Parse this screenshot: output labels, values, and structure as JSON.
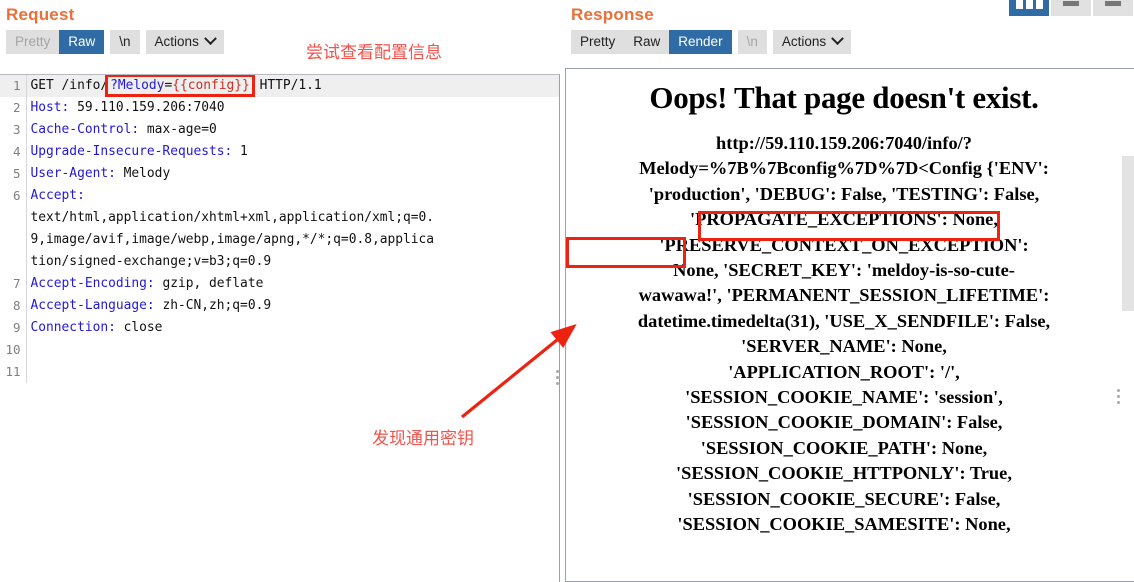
{
  "window_controls": [
    {
      "name": "columns-layout-button",
      "icon": "columns-icon",
      "active": true
    },
    {
      "name": "minimize-button",
      "icon": "dash-icon",
      "active": false
    },
    {
      "name": "restore-button",
      "icon": "dash-icon",
      "active": false
    }
  ],
  "request": {
    "title": "Request",
    "toolbar": {
      "pretty": "Pretty",
      "raw": "Raw",
      "newline": "\\n",
      "actions": "Actions",
      "selected": "Raw"
    },
    "lines": [
      {
        "num": "1",
        "highlight": true,
        "parts": [
          {
            "t": "GET /info/",
            "c": "plain"
          },
          {
            "t": "?Melody",
            "c": "blue",
            "boxed_start": true
          },
          {
            "t": "=",
            "c": "plain"
          },
          {
            "t": "{{config}}",
            "c": "red",
            "boxed_end": true
          },
          {
            "t": " HTTP/1.1",
            "c": "plain"
          }
        ]
      },
      {
        "num": "2",
        "name": "Host:",
        "value": " 59.110.159.206:7040"
      },
      {
        "num": "3",
        "name": "Cache-Control:",
        "value": " max-age=0"
      },
      {
        "num": "4",
        "name": "Upgrade-Insecure-Requests:",
        "value": " 1"
      },
      {
        "num": "5",
        "name": "User-Agent:",
        "value": " Melody"
      },
      {
        "num": "6",
        "name": "Accept:",
        "value": ""
      },
      {
        "num": "",
        "name": "",
        "value": "text/html,application/xhtml+xml,application/xml;q=0."
      },
      {
        "num": "",
        "name": "",
        "value": "9,image/avif,image/webp,image/apng,*/*;q=0.8,applica"
      },
      {
        "num": "",
        "name": "",
        "value": "tion/signed-exchange;v=b3;q=0.9"
      },
      {
        "num": "7",
        "name": "Accept-Encoding:",
        "value": " gzip, deflate"
      },
      {
        "num": "8",
        "name": "Accept-Language:",
        "value": " zh-CN,zh;q=0.9"
      },
      {
        "num": "9",
        "name": "Connection:",
        "value": " close"
      },
      {
        "num": "10",
        "name": "",
        "value": ""
      },
      {
        "num": "11",
        "name": "",
        "value": ""
      }
    ]
  },
  "response": {
    "title": "Response",
    "toolbar": {
      "pretty": "Pretty",
      "raw": "Raw",
      "render": "Render",
      "newline": "\\n",
      "actions": "Actions",
      "selected": "Render"
    },
    "rendered": {
      "heading": "Oops! That page doesn't exist.",
      "body": "http://59.110.159.206:7040/info/?Melody=%7B%7Bconfig%7D%7D<Config {'ENV': 'production', 'DEBUG': False, 'TESTING': False, 'PROPAGATE_EXCEPTIONS': None, 'PRESERVE_CONTEXT_ON_EXCEPTION': None, 'SECRET_KEY': 'meldoy-is-so-cute-wawawa!', 'PERMANENT_SESSION_LIFETIME': datetime.timedelta(31), 'USE_X_SENDFILE': False, 'SERVER_NAME': None, 'APPLICATION_ROOT': '/', 'SESSION_COOKIE_NAME': 'session', 'SESSION_COOKIE_DOMAIN': False, 'SESSION_COOKIE_PATH': None, 'SESSION_COOKIE_HTTPONLY': True, 'SESSION_COOKIE_SECURE': False, 'SESSION_COOKIE_SAMESITE': None,",
      "lines": [
        "http://59.110.159.206:7040/info/?",
        "Melody=%7B%7Bconfig%7D%7D<Config {'ENV':",
        "'production', 'DEBUG': False, 'TESTING': False,",
        "'PROPAGATE_EXCEPTIONS': None,",
        "'PRESERVE_CONTEXT_ON_EXCEPTION':",
        "None, 'SECRET_KEY': 'meldoy-is-so-cute-",
        "wawawa!', 'PERMANENT_SESSION_LIFETIME':",
        "datetime.timedelta(31), 'USE_X_SENDFILE': False,",
        "'SERVER_NAME': None,",
        "'APPLICATION_ROOT': '/',",
        "'SESSION_COOKIE_NAME': 'session',",
        "'SESSION_COOKIE_DOMAIN': False,",
        "'SESSION_COOKIE_PATH': None,",
        "'SESSION_COOKIE_HTTPONLY': True,",
        "'SESSION_COOKIE_SECURE': False,",
        "'SESSION_COOKIE_SAMESITE': None,"
      ],
      "secret_key": "meldoy-is-so-cute-wawawa!"
    }
  },
  "annotations": {
    "top": "尝试查看配置信息",
    "bottom": "发现通用密钥",
    "color": "#f2534d"
  },
  "colors": {
    "accent_orange": "#e8703a",
    "active_blue": "#2f6ca5",
    "highlight_red": "#ee2211",
    "header_blue": "#2318d8"
  }
}
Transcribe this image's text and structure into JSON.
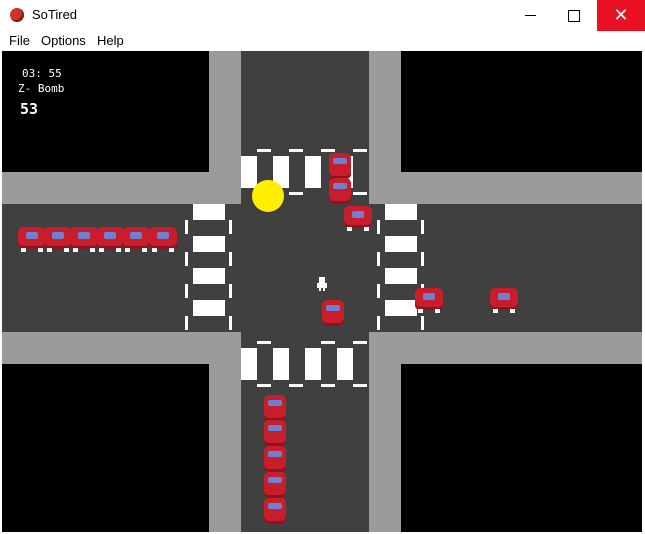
{
  "window": {
    "title": "SoTired"
  },
  "menu": [
    "File",
    "Options",
    "Help"
  ],
  "hud": {
    "time": "03: 55",
    "weapon": "Z- Bomb",
    "score": "53"
  },
  "colors": {
    "road": "#404040",
    "sidewalk": "#9b9b9b",
    "car": "#c81e2c",
    "sun": "#ffee00",
    "close_button": "#e81123"
  }
}
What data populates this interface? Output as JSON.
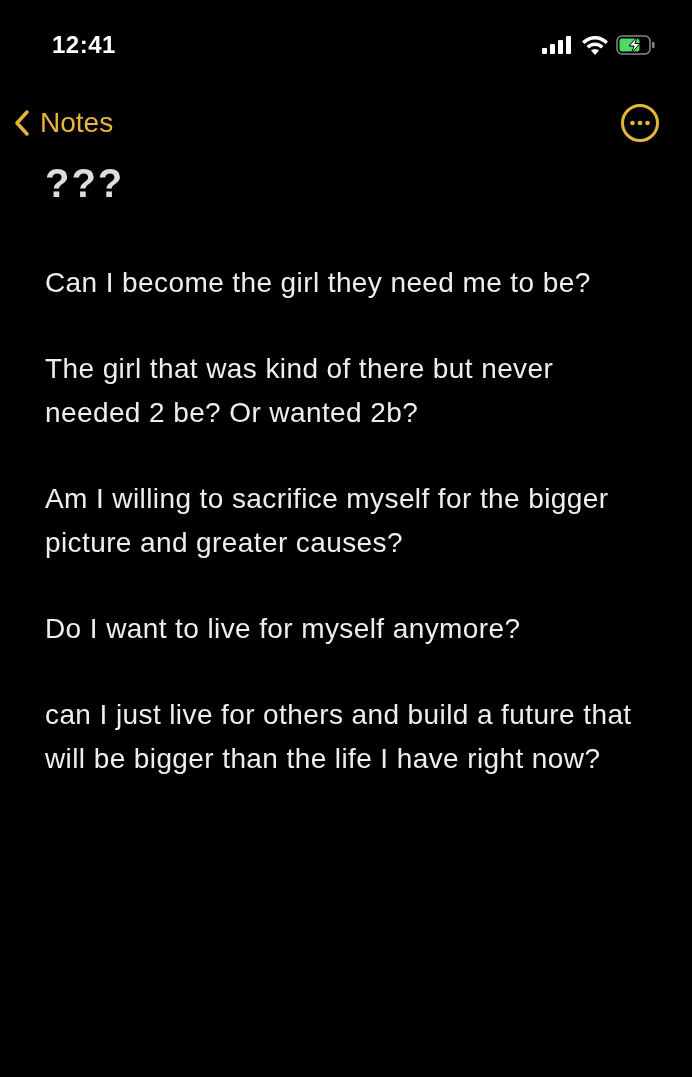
{
  "status_bar": {
    "time": "12:41"
  },
  "nav": {
    "back_label": "Notes"
  },
  "note": {
    "title": "???",
    "paragraphs": [
      "Can I become the girl they need me to be?",
      "The girl that was kind of there but never needed 2 be? Or wanted 2b?",
      "Am I willing to sacrifice myself for the bigger picture and greater causes?",
      "Do I want to live for myself anymore?",
      "can I just live for others and build a future that will be bigger than the life I have right now?"
    ]
  }
}
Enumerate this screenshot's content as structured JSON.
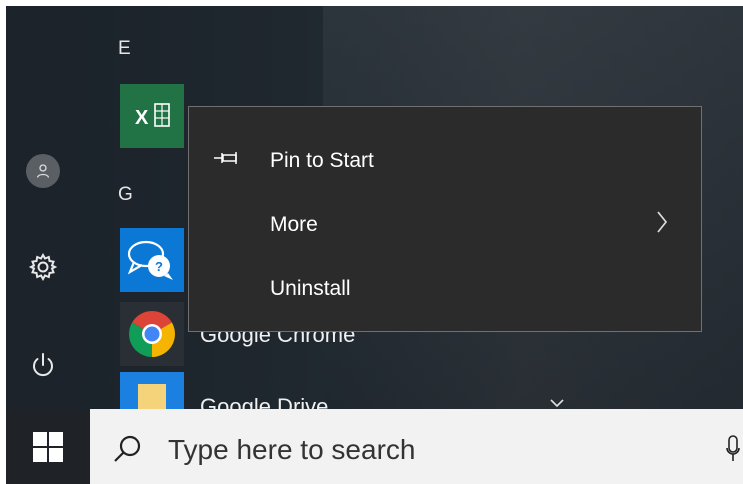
{
  "start_menu": {
    "sections": [
      {
        "letter": "E"
      },
      {
        "letter": "G"
      }
    ],
    "apps": {
      "excel": {
        "tile_glyph": "X"
      },
      "chrome": {
        "label": "Google Chrome"
      },
      "drive": {
        "label": "Google Drive"
      }
    }
  },
  "context_menu": {
    "items": [
      {
        "label": "Pin to Start",
        "icon": "pin-icon"
      },
      {
        "label": "More",
        "icon": "chevron-right-icon"
      },
      {
        "label": "Uninstall"
      }
    ]
  },
  "left_rail": {
    "icons": [
      "user-icon",
      "gear-icon",
      "power-icon"
    ]
  },
  "taskbar": {
    "search_placeholder": "Type here to search"
  },
  "colors": {
    "excel": "#217346",
    "feedback": "#0a78d4",
    "menu_bg": "#2b2b2b"
  }
}
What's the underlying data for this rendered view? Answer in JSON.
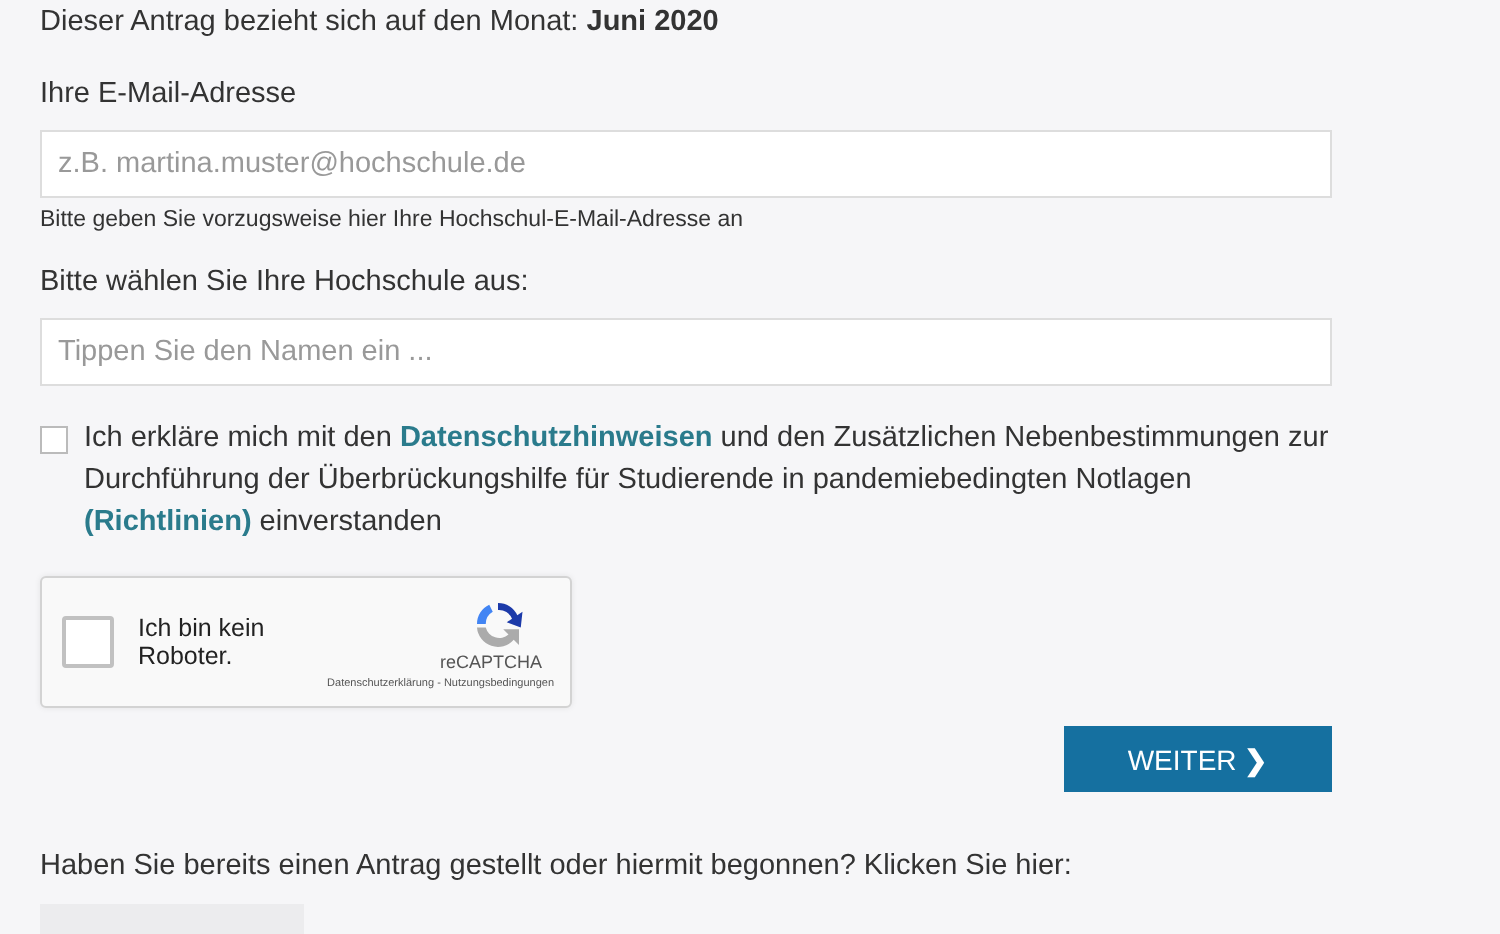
{
  "intro": "Dieser Antrag bezieht sich auf den Monat: **Juni 2020**",
  "email": {
    "label": "Ihre E-Mail-Adresse",
    "placeholder": "z.B. martina.muster@hochschule.de",
    "hint": "Bitte geben Sie vorzugsweise hier Ihre Hochschul-E-Mail-Adresse an"
  },
  "university": {
    "label": "Bitte wählen Sie Ihre Hochschule aus:",
    "placeholder": "Tippen Sie den Namen ein ..."
  },
  "consent": {
    "checked": false,
    "segments": [
      {
        "kind": "text",
        "text": "Ich erkläre mich mit den "
      },
      {
        "kind": "link",
        "text": "Datenschutzhinweisen"
      },
      {
        "kind": "text",
        "text": " und den Zusätzlichen Nebenbestimmungen zur Durchführung der Überbrückungshilfe für Studierende in pandemiebedingten Notlagen "
      },
      {
        "kind": "link",
        "text": "(Richtlinien)"
      },
      {
        "kind": "text",
        "text": " einverstanden"
      }
    ]
  },
  "captcha": {
    "checked": false,
    "label": "Ich bin kein Roboter.",
    "brand": "reCAPTCHA",
    "privacy": "Datenschutzerklärung",
    "separator": " - ",
    "terms": "Nutzungsbedingungen"
  },
  "next_button": {
    "label": "WEITER",
    "icon": "❯"
  },
  "footer": {
    "text": "Haben Sie bereits einen Antrag gestellt oder hiermit begonnen? Klicken Sie hier:"
  }
}
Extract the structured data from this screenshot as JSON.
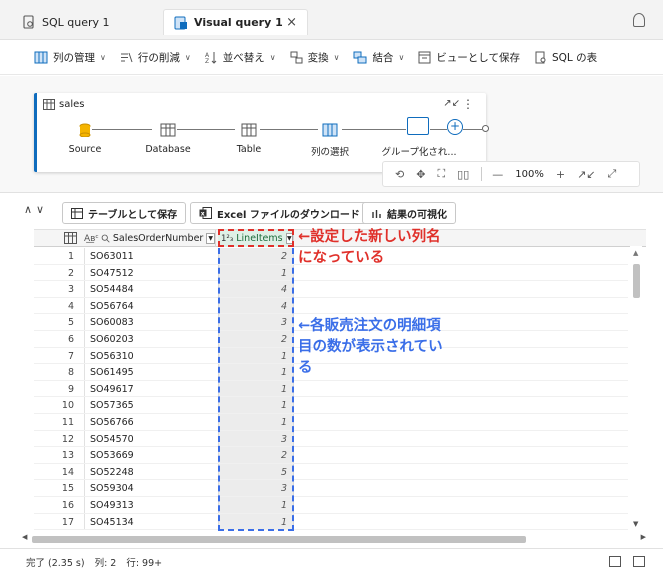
{
  "tabs": {
    "tab1_label": "SQL query 1",
    "tab2_label": "Visual query 1",
    "tab2_close": "×"
  },
  "ribbon": {
    "items": [
      "列の管理",
      "行の削減",
      "並べ替え",
      "変換",
      "結合",
      "ビューとして保存",
      "SQL の表"
    ]
  },
  "diagram": {
    "query_name": "sales",
    "steps": [
      "Source",
      "Database",
      "Table",
      "列の選択",
      "グループ化され..."
    ],
    "zoom_level": "100%"
  },
  "results_toolbar": {
    "save_table": "テーブルとして保存",
    "excel_download": "Excel ファイルのダウンロード",
    "visualize": "結果の可視化"
  },
  "grid": {
    "col1_header": "SalesOrderNumber",
    "col2_header": "LineItems",
    "col2_type": "1²₃",
    "rows": [
      {
        "n": "1",
        "order": "SO63011",
        "items": "2"
      },
      {
        "n": "2",
        "order": "SO47512",
        "items": "1"
      },
      {
        "n": "3",
        "order": "SO54484",
        "items": "4"
      },
      {
        "n": "4",
        "order": "SO56764",
        "items": "4"
      },
      {
        "n": "5",
        "order": "SO60083",
        "items": "3"
      },
      {
        "n": "6",
        "order": "SO60203",
        "items": "2"
      },
      {
        "n": "7",
        "order": "SO56310",
        "items": "1"
      },
      {
        "n": "8",
        "order": "SO61495",
        "items": "1"
      },
      {
        "n": "9",
        "order": "SO49617",
        "items": "1"
      },
      {
        "n": "10",
        "order": "SO57365",
        "items": "1"
      },
      {
        "n": "11",
        "order": "SO56766",
        "items": "1"
      },
      {
        "n": "12",
        "order": "SO54570",
        "items": "3"
      },
      {
        "n": "13",
        "order": "SO53669",
        "items": "2"
      },
      {
        "n": "14",
        "order": "SO52248",
        "items": "5"
      },
      {
        "n": "15",
        "order": "SO59304",
        "items": "3"
      },
      {
        "n": "16",
        "order": "SO49313",
        "items": "1"
      },
      {
        "n": "17",
        "order": "SO45134",
        "items": "1"
      }
    ]
  },
  "status": {
    "done": "完了 (2.35 s)",
    "columns": "列: 2",
    "rows": "行: 99+"
  },
  "annotations": {
    "red_line1": "←設定した新しい列名",
    "red_line2": "になっている",
    "blue_line1": "←各販売注文の明細項",
    "blue_line2": "目の数が表示されてい",
    "blue_line3": "る"
  },
  "colors": {
    "accent": "#0f6cbd",
    "annotation_red": "#e0302a",
    "annotation_blue": "#3a6ee8",
    "new_column_header": "#dff0e7"
  }
}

Your objective —
Scan the listing above and copy all lines containing the word "bigger".

Exercise result —
      "Am I willing to sacrifice myself for the bigger picture and greater causes?",
      "can I just live for others and build a future that will be bigger than the life I have right now?"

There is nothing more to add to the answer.